*Work to complete*
Answer these questions from the fish giveaway thread:
1. For how many months will mudboots be renting?
2. What pH does Michael give for his water?
3. What does fishyjoe24 estimate a round trip would cost in gas?

*Given passage*
(begin)

# Pick up in Nacogdoches???



## mudboots (Jun 24, 2009)

Intruder alert, intruder alert! Okay, so I'm not a member, but you guys are closer than most, so I'm invading your club.

I am going to break down the 125 NPT because when we close in a month we'll be renting for 3 months while we shop around for a new place to hang our hats. I won't be able to set up the tank where we're going in that time, and I can't keep fish and plants in a cooler for 3 months...soooooooo...if anyone is willing to make a trip down to my casa in the next month I'm happy to offer for adoption whatever I've got in there. The plants are nothing fancy, but they're mature, and I've also got some breeders (fish). Ie, a breeding pair of angels whose age I mis-guessed earlier; I think they must be right at a year+ by now. Also I have some solid Apisto macmasteri, some of which will be looking for a home (they came from Niko and are excellent specimens, and wild-caught at that). Cories, I don't even know how many I have due to the Marsilea and other hiding places. Anyway, just throwing this out there. I don't have enough time or boxes to do shipping, so it'd have to be "come-n-get-it" style.

Later,

Darren


----------



## Michael (Jul 20, 2010)

You are welcome here anytime!

Would A. macmasteri do well in my water paramenters: pH 7.8, GH 150 ppm, KH 180 ppm? How large a tank would they need? I have a 10 gallon set up and cycled that is fishless.

--Michael


----------



## fishyjoe24 (May 18, 2010)

When are you wanting to take your tank down? I'd be willing to come down there and get fish and plants... from you. it would only cost $25.00-$30.00 for around trip.... I also got 3 extra seats if any body wanted to ride with me... BUT just a warning no AC(compressor went out) and I have black interior so if any body wants to go on a road trip bring deorderent and lots of water.. around trip would only $25.00-$30.00 in gas.


----------



## mudboots (Jun 24, 2009)

Michael - davemonkey had some breed in water that was quite hard, so I think those parameters would be suitable, but you may want to acclimate them slowly by taking a gallon or so of my water home with you to soften the change. I don't know my gh/kh, but the water here is slightly acidid and quite soft. A 10 gallon would probably be suitable for one pair since that's about the territory size they tend to keep in my tank. They will be hard to catch, but I'm sure that a drastic drop in water height and a good trim of the stems can aid with that.

(end)

[Items from a dataset]
(begin)

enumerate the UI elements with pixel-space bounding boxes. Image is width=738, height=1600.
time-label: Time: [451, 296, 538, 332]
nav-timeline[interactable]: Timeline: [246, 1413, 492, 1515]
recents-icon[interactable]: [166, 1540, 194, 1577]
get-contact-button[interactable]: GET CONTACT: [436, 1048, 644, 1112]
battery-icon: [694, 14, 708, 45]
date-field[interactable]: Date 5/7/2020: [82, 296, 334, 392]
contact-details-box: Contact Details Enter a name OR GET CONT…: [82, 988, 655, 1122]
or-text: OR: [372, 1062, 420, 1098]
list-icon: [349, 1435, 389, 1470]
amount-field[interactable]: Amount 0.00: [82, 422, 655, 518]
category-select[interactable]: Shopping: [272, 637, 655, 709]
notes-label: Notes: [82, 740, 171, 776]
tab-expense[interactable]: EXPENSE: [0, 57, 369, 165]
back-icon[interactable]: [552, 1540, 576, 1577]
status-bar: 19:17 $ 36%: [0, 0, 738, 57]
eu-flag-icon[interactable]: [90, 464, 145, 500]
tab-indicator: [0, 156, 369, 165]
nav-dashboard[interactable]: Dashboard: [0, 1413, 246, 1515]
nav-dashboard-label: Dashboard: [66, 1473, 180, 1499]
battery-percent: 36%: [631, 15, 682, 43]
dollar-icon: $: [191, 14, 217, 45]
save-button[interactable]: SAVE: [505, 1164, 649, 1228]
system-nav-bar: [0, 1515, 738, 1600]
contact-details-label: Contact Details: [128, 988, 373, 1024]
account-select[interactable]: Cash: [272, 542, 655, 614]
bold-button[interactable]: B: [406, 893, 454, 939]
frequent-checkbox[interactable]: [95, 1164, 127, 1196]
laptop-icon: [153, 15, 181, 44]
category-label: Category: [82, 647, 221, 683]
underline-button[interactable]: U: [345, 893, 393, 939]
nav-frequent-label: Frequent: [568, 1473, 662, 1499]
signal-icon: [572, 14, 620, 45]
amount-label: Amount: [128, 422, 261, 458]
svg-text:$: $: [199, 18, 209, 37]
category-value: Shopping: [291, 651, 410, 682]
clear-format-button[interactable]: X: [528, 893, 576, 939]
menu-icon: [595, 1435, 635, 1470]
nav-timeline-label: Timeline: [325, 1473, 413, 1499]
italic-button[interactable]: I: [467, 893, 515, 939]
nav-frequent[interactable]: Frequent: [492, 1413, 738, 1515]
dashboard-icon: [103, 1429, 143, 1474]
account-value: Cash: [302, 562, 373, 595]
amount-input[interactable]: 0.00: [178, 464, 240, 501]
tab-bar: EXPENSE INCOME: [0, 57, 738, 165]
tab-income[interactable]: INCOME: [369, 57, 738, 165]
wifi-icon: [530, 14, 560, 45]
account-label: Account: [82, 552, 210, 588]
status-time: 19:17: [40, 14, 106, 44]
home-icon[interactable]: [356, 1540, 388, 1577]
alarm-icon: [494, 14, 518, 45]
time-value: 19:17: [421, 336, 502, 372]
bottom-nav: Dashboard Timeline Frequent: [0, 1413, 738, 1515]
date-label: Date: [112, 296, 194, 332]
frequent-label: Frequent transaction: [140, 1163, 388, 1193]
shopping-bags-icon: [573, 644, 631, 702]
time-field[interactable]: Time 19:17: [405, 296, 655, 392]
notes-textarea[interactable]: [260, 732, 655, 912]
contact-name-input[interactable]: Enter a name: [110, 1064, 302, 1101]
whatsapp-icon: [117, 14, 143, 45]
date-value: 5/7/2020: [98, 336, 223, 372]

(end)

*Response to this exercise*
1. Three months.
2. 7.8.
3. $25.00-$30.00.